(Stored records)
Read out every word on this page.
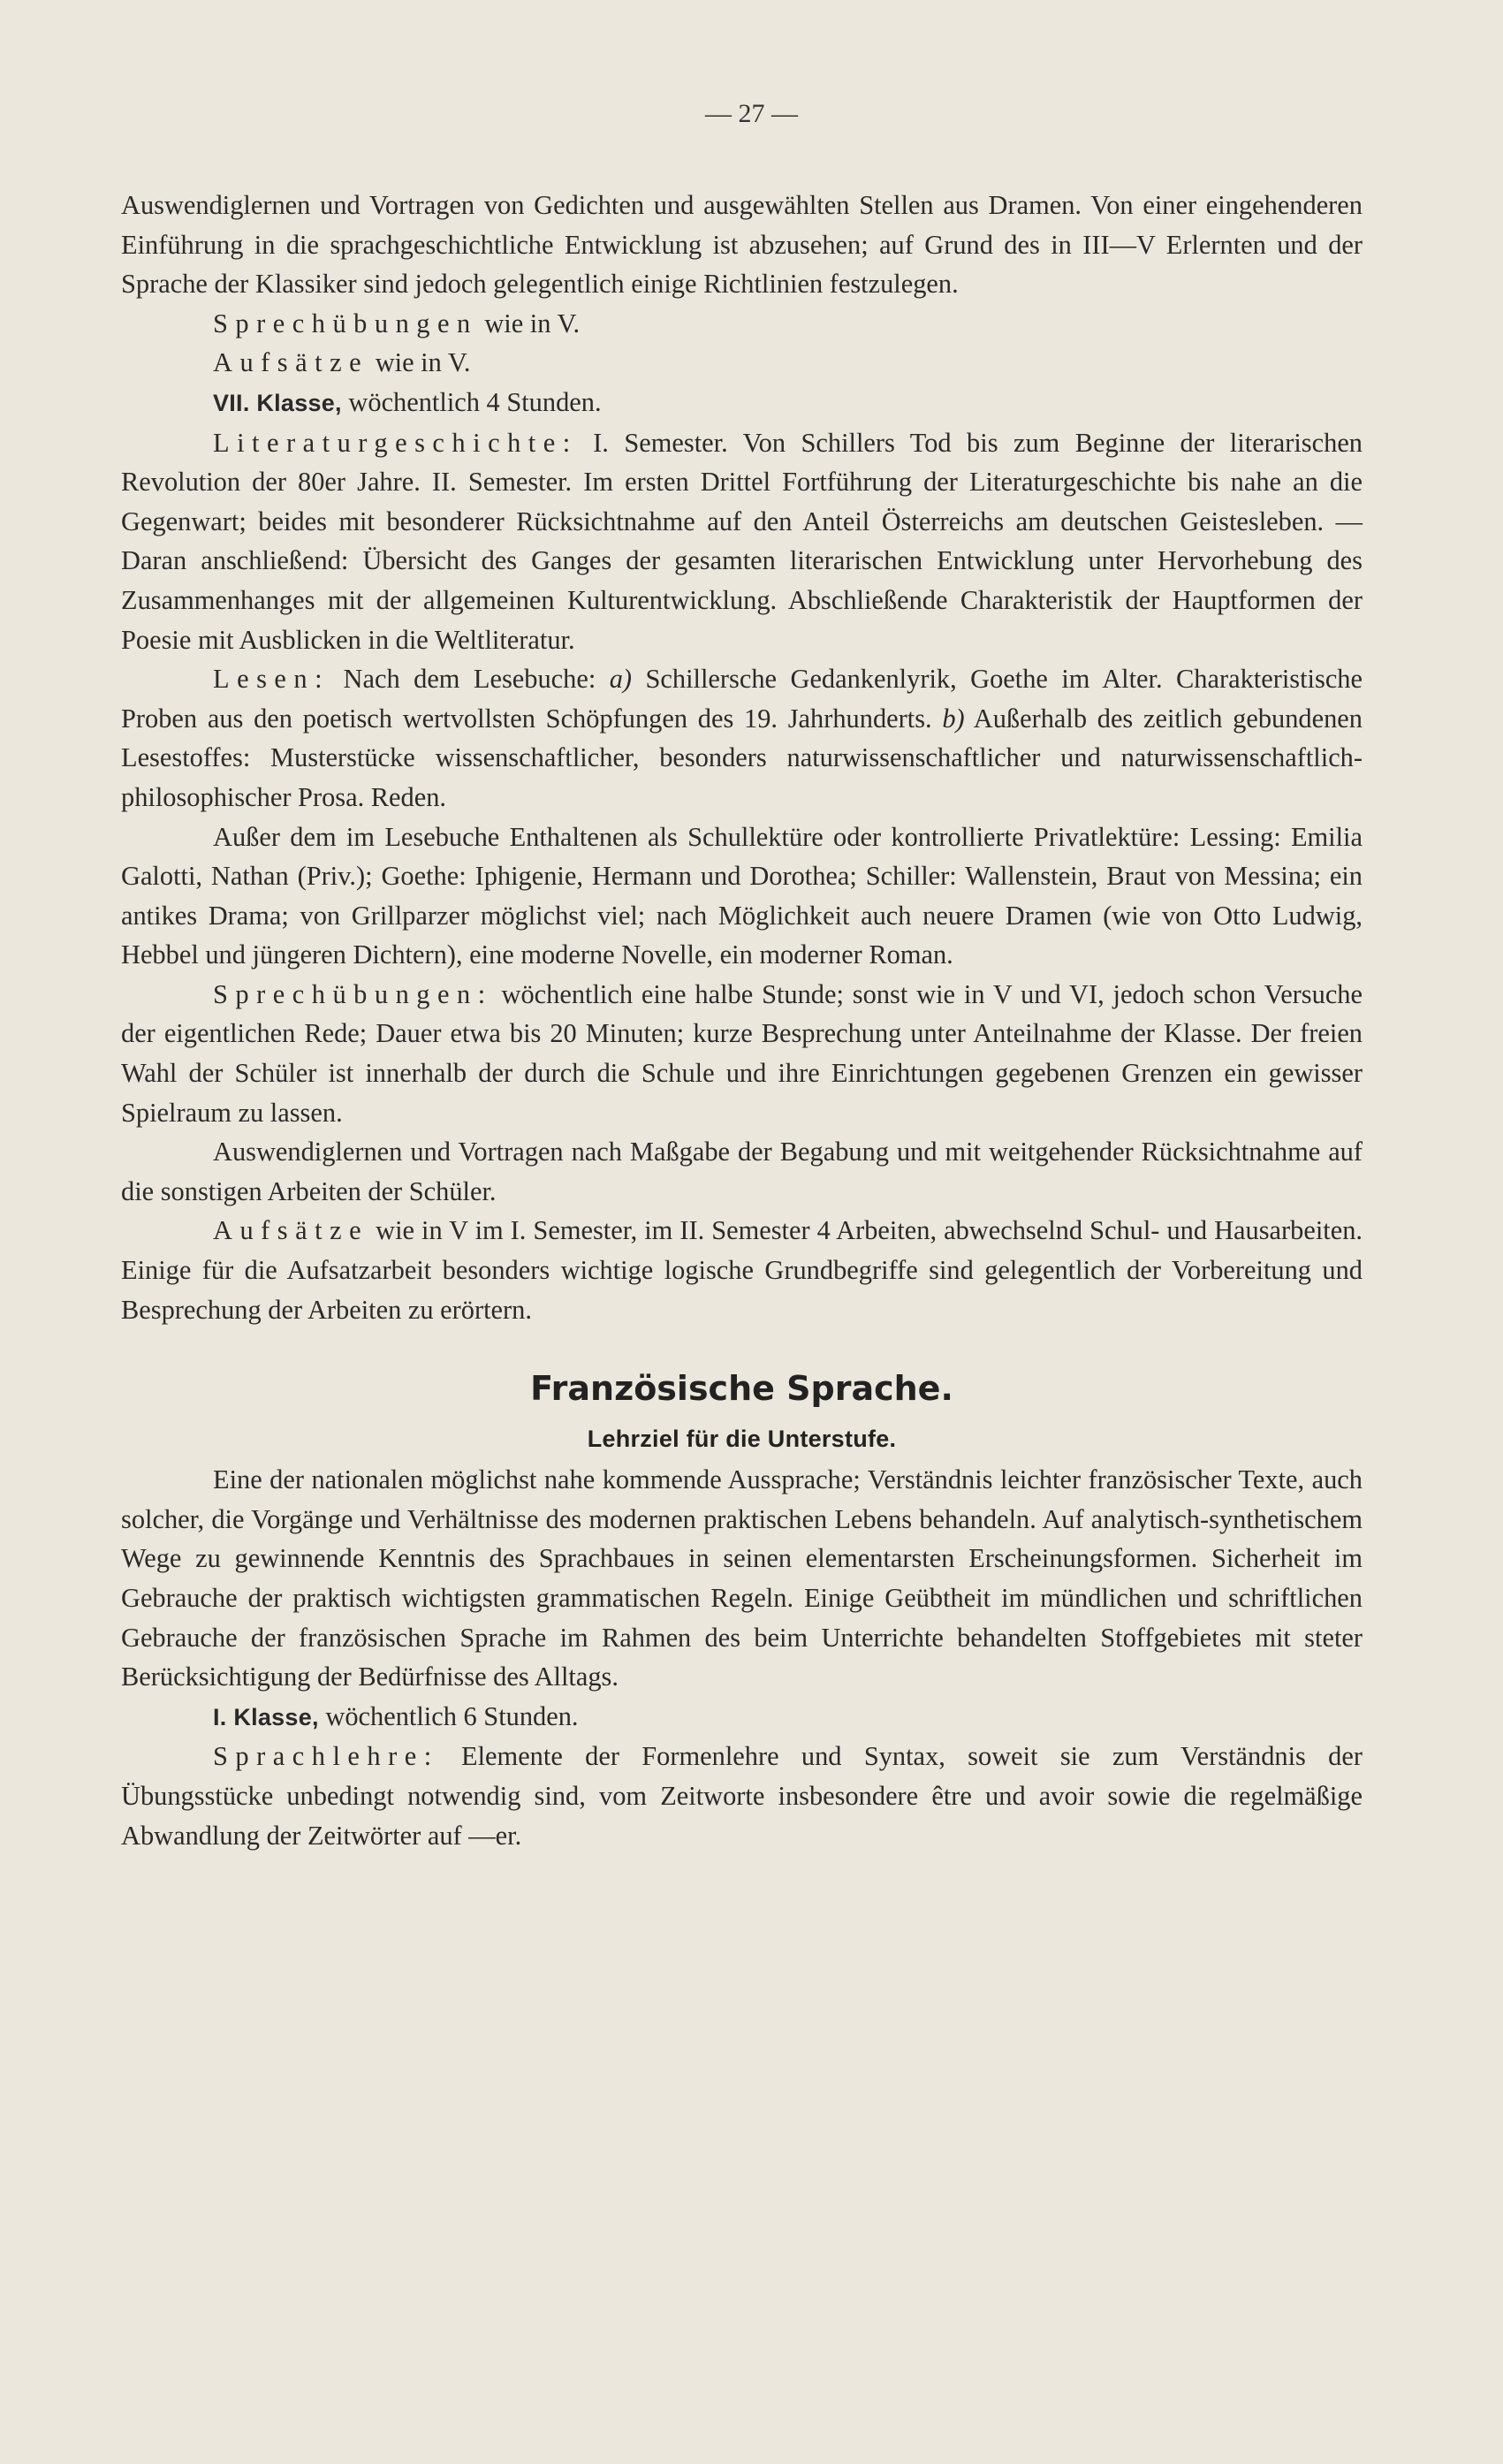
— 27 —

Auswendiglernen und Vortragen von Gedichten und ausgewählten Stellen aus Dramen. Von einer eingehenderen Einführung in die sprachgeschichtliche Entwicklung ist abzusehen; auf Grund des in III—V Erlernten und der Sprache der Klassiker sind jedoch gelegentlich einige Richtlinien festzulegen.

Sprechübungen wie in V.

Aufsätze wie in V.

VII. Klasse, wöchentlich 4 Stunden.

Literaturgeschichte: I. Semester. Von Schillers Tod bis zum Beginne der literarischen Revolution der 80er Jahre. II. Semester. Im ersten Drittel Fortführung der Literaturgeschichte bis nahe an die Gegenwart; beides mit besonderer Rücksichtnahme auf den Anteil Österreichs am deutschen Geistesleben. — Daran anschließend: Übersicht des Ganges der gesamten literarischen Entwicklung unter Hervorhebung des Zusammenhanges mit der allgemeinen Kulturentwicklung. Abschließende Charakteristik der Hauptformen der Poesie mit Ausblicken in die Weltliteratur.

Lesen: Nach dem Lesebuche: a) Schillersche Gedankenlyrik, Goethe im Alter. Charakteristische Proben aus den poetisch wertvollsten Schöpfungen des 19. Jahrhunderts. b) Außerhalb des zeitlich gebundenen Lesestoffes: Musterstücke wissenschaftlicher, besonders naturwissenschaftlicher und naturwissenschaftlich-philosophischer Prosa. Reden.

Außer dem im Lesebuche Enthaltenen als Schullektüre oder kontrollierte Privatlektüre: Lessing: Emilia Galotti, Nathan (Priv.); Goethe: Iphigenie, Hermann und Dorothea; Schiller: Wallenstein, Braut von Messina; ein antikes Drama; von Grillparzer möglichst viel; nach Möglichkeit auch neuere Dramen (wie von Otto Ludwig, Hebbel und jüngeren Dichtern), eine moderne Novelle, ein moderner Roman.

Sprechübungen: wöchentlich eine halbe Stunde; sonst wie in V und VI, jedoch schon Versuche der eigentlichen Rede; Dauer etwa bis 20 Minuten; kurze Besprechung unter Anteilnahme der Klasse. Der freien Wahl der Schüler ist innerhalb der durch die Schule und ihre Einrichtungen gegebenen Grenzen ein gewisser Spielraum zu lassen.

Auswendiglernen und Vortragen nach Maßgabe der Begabung und mit weitgehender Rücksichtnahme auf die sonstigen Arbeiten der Schüler.

Aufsätze wie in V im I. Semester, im II. Semester 4 Arbeiten, abwechselnd Schul- und Hausarbeiten. Einige für die Aufsatzarbeit besonders wichtige logische Grundbegriffe sind gelegentlich der Vorbereitung und Besprechung der Arbeiten zu erörtern.

Französische Sprache.
Lehrziel für die Unterstufe.

Eine der nationalen möglichst nahe kommende Aussprache; Verständnis leichter französischer Texte, auch solcher, die Vorgänge und Verhältnisse des modernen praktischen Lebens behandeln. Auf analytisch-synthetischem Wege zu gewinnende Kenntnis des Sprachbaues in seinen elementarsten Erscheinungsformen. Sicherheit im Gebrauche der praktisch wichtigsten grammatischen Regeln. Einige Geübtheit im mündlichen und schriftlichen Gebrauche der französischen Sprache im Rahmen des beim Unterrichte behandelten Stoffgebietes mit steter Berücksichtigung der Bedürfnisse des Alltags.

I. Klasse, wöchentlich 6 Stunden.

Sprachlehre: Elemente der Formenlehre und Syntax, soweit sie zum Verständnis der Übungsstücke unbedingt notwendig sind, vom Zeitworte insbesondere être und avoir sowie die regelmäßige Abwandlung der Zeitwörter auf —er.
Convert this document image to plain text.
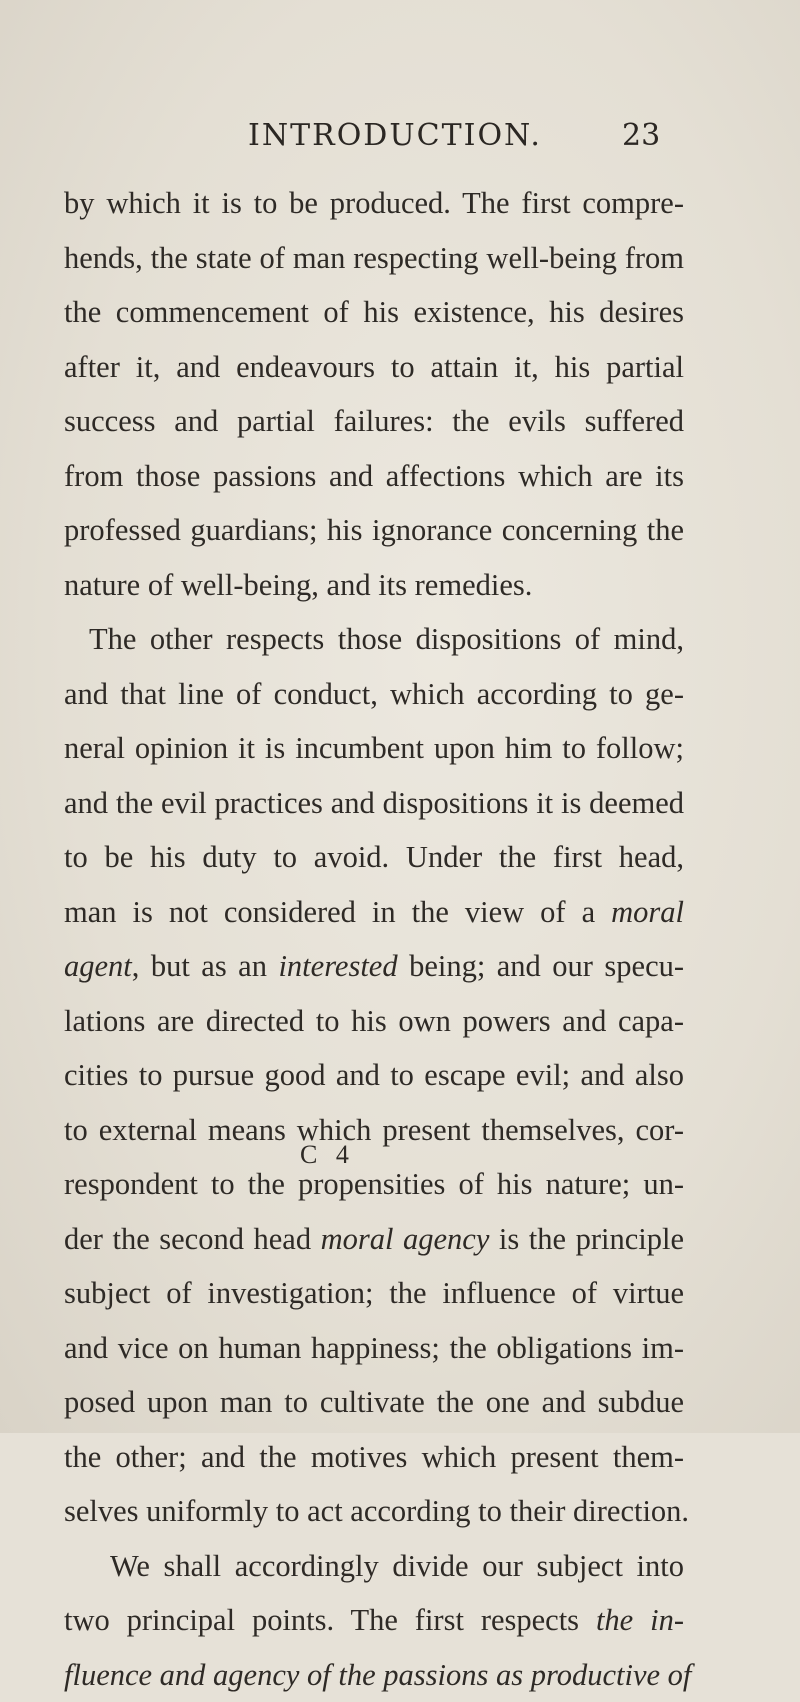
INTRODUCTION.	23
by which it is to be produced. The first compre-
hends, the state of man respecting well-being from
the commencement of his existence, his desires
after it, and endeavours to attain it, his partial
success and partial failures: the evils suffered
from those passions and affections which are its
professed guardians; his ignorance concerning the
nature of well-being, and its remedies.
The other respects those dispositions of mind,
and that line of conduct, which according to ge-
neral opinion it is incumbent upon him to follow;
and the evil practices and dispositions it is deemed
to be his duty to avoid. Under the first head,
man is not considered in the view of a moral
agent, but as an interested being; and our specu-
lations are directed to his own powers and capa-
cities to pursue good and to escape evil; and also
to external means which present themselves, cor-
respondent to the propensities of his nature; un-
der the second head moral agency is the principle
subject of investigation; the influence of virtue
and vice on human happiness; the obligations im-
posed upon man to cultivate the one and subdue
the other; and the motives which present them-
selves uniformly to act according to their direction.
We shall accordingly divide our subject into
two principal points. The first respects the in-
fluence and agency of the passions as productive of
C 4
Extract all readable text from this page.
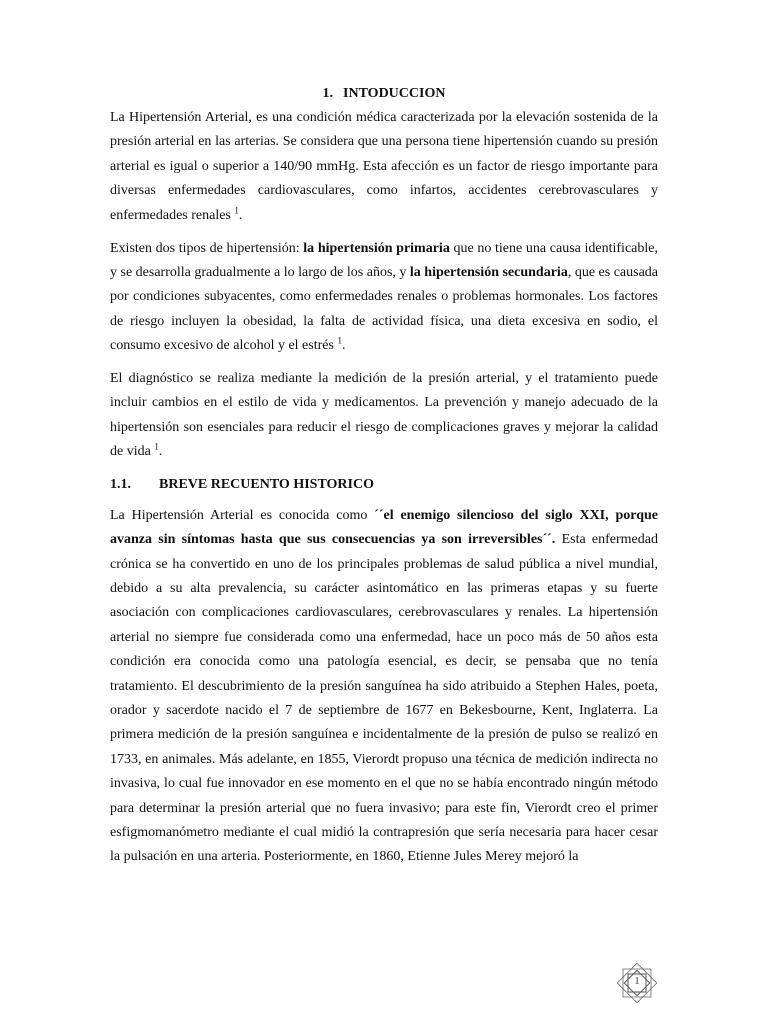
1. INTODUCCION

La Hipertensión Arterial, es una condición médica caracterizada por la elevación sostenida de la presión arterial en las arterias. Se considera que una persona tiene hipertensión cuando su presión arterial es igual o superior a 140/90 mmHg. Esta afección es un factor de riesgo importante para diversas enfermedades cardiovasculares, como infartos, accidentes cerebrovasculares y enfermedades renales $^1$.

Existen dos tipos de hipertensión: la hipertensión primaria que no tiene una causa identificable, y se desarrolla gradualmente a lo largo de los años, y la hipertensión secundaria, que es causada por condiciones subyacentes, como enfermedades renales o problemas hormonales. Los factores de riesgo incluyen la obesidad, la falta de actividad física, una dieta excesiva en sodio, el consumo excesivo de alcohol y el estrés $^1$.

El diagnóstico se realiza mediante la medición de la presión arterial, y el tratamiento puede incluir cambios en el estilo de vida y medicamentos. La prevención y manejo adecuado de la hipertensión son esenciales para reducir el riesgo de complicaciones graves y mejorar la calidad de vida $^1$.

1.1. BREVE RECUENTO HISTORICO

La Hipertensión Arterial es conocida como ´´el enemigo silencioso del siglo XXI, porque avanza sin síntomas hasta que sus consecuencias ya son irreversibles´´. Esta enfermedad crónica se ha convertido en uno de los principales problemas de salud pública a nivel mundial, debido a su alta prevalencia, su carácter asintomático en las primeras etapas y su fuerte asociación con complicaciones cardiovasculares, cerebrovasculares y renales. La hipertensión arterial no siempre fue considerada como una enfermedad, hace un poco más de 50 años esta condición era conocida como una patología esencial, es decir, se pensaba que no tenía tratamiento. El descubrimiento de la presión sanguínea ha sido atribuido a Stephen Hales, poeta, orador y sacerdote nacido el 7 de septiembre de 1677 en Bekesbourne, Kent, Inglaterra. La primera medición de la presión sanguínea e incidentalmente de la presión de pulso se realizó en 1733, en animales. Más adelante, en 1855, Vierordt propuso una técnica de medición indirecta no invasiva, lo cual fue innovador en ese momento en el que no se había encontrado ningún método para determinar la presión arterial que no fuera invasivo; para este fin, Vierordt creo el primer esfigmomanómetro mediante el cual midió la contrapresión que sería necesaria para hacer cesar la pulsación en una arteria. Posteriormente, en 1860, Etienne Jules Merey mejoró la

1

▶ [Job] Repeat the data exactly in full, omitting its pictures.

▶ [Result for this exercise]
Read out every word on this page.
— 27 —

Auswendiglernen und Vortragen von Gedichten und ausgewählten Stellen aus Dramen. Von einer eingehenderen Einführung in die sprachgeschichtliche Entwicklung ist abzusehen; auf Grund des in III—V Erlernten und der Sprache der Klassiker sind jedoch gelegentlich einige Richtlinien festzulegen.

Sprechübungen wie in V.

Aufsätze wie in V.

VII. Klasse, wöchentlich 4 Stunden.

Literaturgeschichte: I. Semester. Von Schillers Tod bis zum Beginne der literarischen Revolution der 80er Jahre. II. Semester. Im ersten Drittel Fortführung der Literaturgeschichte bis nahe an die Gegenwart; beides mit besonderer Rücksichtnahme auf den Anteil Österreichs am deutschen Geistesleben. — Daran anschließend: Übersicht des Ganges der gesamten literarischen Entwicklung unter Hervorhebung des Zusammenhanges mit der allgemeinen Kulturentwicklung. Abschließende Charakteristik der Hauptformen der Poesie mit Ausblicken in die Weltliteratur.

Lesen: Nach dem Lesebuche: a) Schillersche Gedankenlyrik, Goethe im Alter. Charakteristische Proben aus den poetisch wertvollsten Schöpfungen des 19. Jahrhunderts. b) Außerhalb des zeitlich gebundenen Lesestoffes: Musterstücke wissenschaftlicher, besonders naturwissenschaftlicher und naturwissenschaftlich-philosophischer Prosa. Reden.

Außer dem im Lesebuche Enthaltenen als Schullektüre oder kontrollierte Privatlektüre: Lessing: Emilia Galotti, Nathan (Priv.); Goethe: Iphigenie, Hermann und Dorothea; Schiller: Wallenstein, Braut von Messina; ein antikes Drama; von Grillparzer möglichst viel; nach Möglichkeit auch neuere Dramen (wie von Otto Ludwig, Hebbel und jüngeren Dichtern), eine moderne Novelle, ein moderner Roman.

Sprechübungen: wöchentlich eine halbe Stunde; sonst wie in V und VI, jedoch schon Versuche der eigentlichen Rede; Dauer etwa bis 20 Minuten; kurze Besprechung unter Anteilnahme der Klasse. Der freien Wahl der Schüler ist innerhalb der durch die Schule und ihre Einrichtungen gegebenen Grenzen ein gewisser Spielraum zu lassen.

Auswendiglernen und Vortragen nach Maßgabe der Begabung und mit weitgehender Rücksichtnahme auf die sonstigen Arbeiten der Schüler.

Aufsätze wie in V im I. Semester, im II. Semester 4 Arbeiten, abwechselnd Schul- und Hausarbeiten. Einige für die Aufsatzarbeit besonders wichtige logische Grundbegriffe sind gelegentlich der Vorbereitung und Besprechung der Arbeiten zu erörtern.

Französische Sprache.
Lehrziel für die Unterstufe.

Eine der nationalen möglichst nahe kommende Aussprache; Verständnis leichter französischer Texte, auch solcher, die Vorgänge und Verhältnisse des modernen praktischen Lebens behandeln. Auf analytisch-synthetischem Wege zu gewinnende Kenntnis des Sprachbaues in seinen elementarsten Erscheinungsformen. Sicherheit im Gebrauche der praktisch wichtigsten grammatischen Regeln. Einige Geübtheit im mündlichen und schriftlichen Gebrauche der französischen Sprache im Rahmen des beim Unterrichte behandelten Stoffgebietes mit steter Berücksichtigung der Bedürfnisse des Alltags.

I. Klasse, wöchentlich 6 Stunden.

Sprachlehre: Elemente der Formenlehre und Syntax, soweit sie zum Verständnis der Übungsstücke unbedingt notwendig sind, vom Zeitworte insbesondere être und avoir sowie die regelmäßige Abwandlung der Zeitwörter auf —er.
Convert this document image to plain text.
INTRODUCTION.	23
by which it is to be produced. The first compre-
hends, the state of man respecting well-being from
the commencement of his existence, his desires
after it, and endeavours to attain it, his partial
success and partial failures: the evils suffered
from those passions and affections which are its
professed guardians; his ignorance concerning the
nature of well-being, and its remedies.
The other respects those dispositions of mind,
and that line of conduct, which according to ge-
neral opinion it is incumbent upon him to follow;
and the evil practices and dispositions it is deemed
to be his duty to avoid. Under the first head,
man is not considered in the view of a moral
agent, but as an interested being; and our specu-
lations are directed to his own powers and capa-
cities to pursue good and to escape evil; and also
to external means which present themselves, cor-
respondent to the propensities of his nature; un-
der the second head moral agency is the principle
subject of investigation; the influence of virtue
and vice on human happiness; the obligations im-
posed upon man to cultivate the one and subdue
the other; and the motives which present them-
selves uniformly to act according to their direction.
We shall accordingly divide our subject into
two principal points. The first respects the in-
fluence and agency of the passions as productive of
C 4
Extract all readable text from this page.
1. INTODUCCION

La Hipertensión Arterial, es una condición médica caracterizada por la elevación sostenida de la presión arterial en las arterias. Se considera que una persona tiene hipertensión cuando su presión arterial es igual o superior a 140/90 mmHg. Esta afección es un factor de riesgo importante para diversas enfermedades cardiovasculares, como infartos, accidentes cerebrovasculares y enfermedades renales $^1$.

Existen dos tipos de hipertensión: la hipertensión primaria que no tiene una causa identificable, y se desarrolla gradualmente a lo largo de los años, y la hipertensión secundaria, que es causada por condiciones subyacentes, como enfermedades renales o problemas hormonales. Los factores de riesgo incluyen la obesidad, la falta de actividad física, una dieta excesiva en sodio, el consumo excesivo de alcohol y el estrés $^1$.

El diagnóstico se realiza mediante la medición de la presión arterial, y el tratamiento puede incluir cambios en el estilo de vida y medicamentos. La prevención y manejo adecuado de la hipertensión son esenciales para reducir el riesgo de complicaciones graves y mejorar la calidad de vida $^1$.

1.1. BREVE RECUENTO HISTORICO

La Hipertensión Arterial es conocida como ´´el enemigo silencioso del siglo XXI, porque avanza sin síntomas hasta que sus consecuencias ya son irreversibles´´. Esta enfermedad crónica se ha convertido en uno de los principales problemas de salud pública a nivel mundial, debido a su alta prevalencia, su carácter asintomático en las primeras etapas y su fuerte asociación con complicaciones cardiovasculares, cerebrovasculares y renales. La hipertensión arterial no siempre fue considerada como una enfermedad, hace un poco más de 50 años esta condición era conocida como una patología esencial, es decir, se pensaba que no tenía tratamiento. El descubrimiento de la presión sanguínea ha sido atribuido a Stephen Hales, poeta, orador y sacerdote nacido el 7 de septiembre de 1677 en Bekesbourne, Kent, Inglaterra. La primera medición de la presión sanguínea e incidentalmente de la presión de pulso se realizó en 1733, en animales. Más adelante, en 1855, Vierordt propuso una técnica de medición indirecta no invasiva, lo cual fue innovador en ese momento en el que no se había encontrado ningún método para determinar la presión arterial que no fuera invasivo; para este fin, Vierordt creo el primer esfigmomanómetro mediante el cual midió la contrapresión que sería necesaria para hacer cesar la pulsación en una arteria. Posteriormente, en 1860, Etienne Jules Merey mejoró la

1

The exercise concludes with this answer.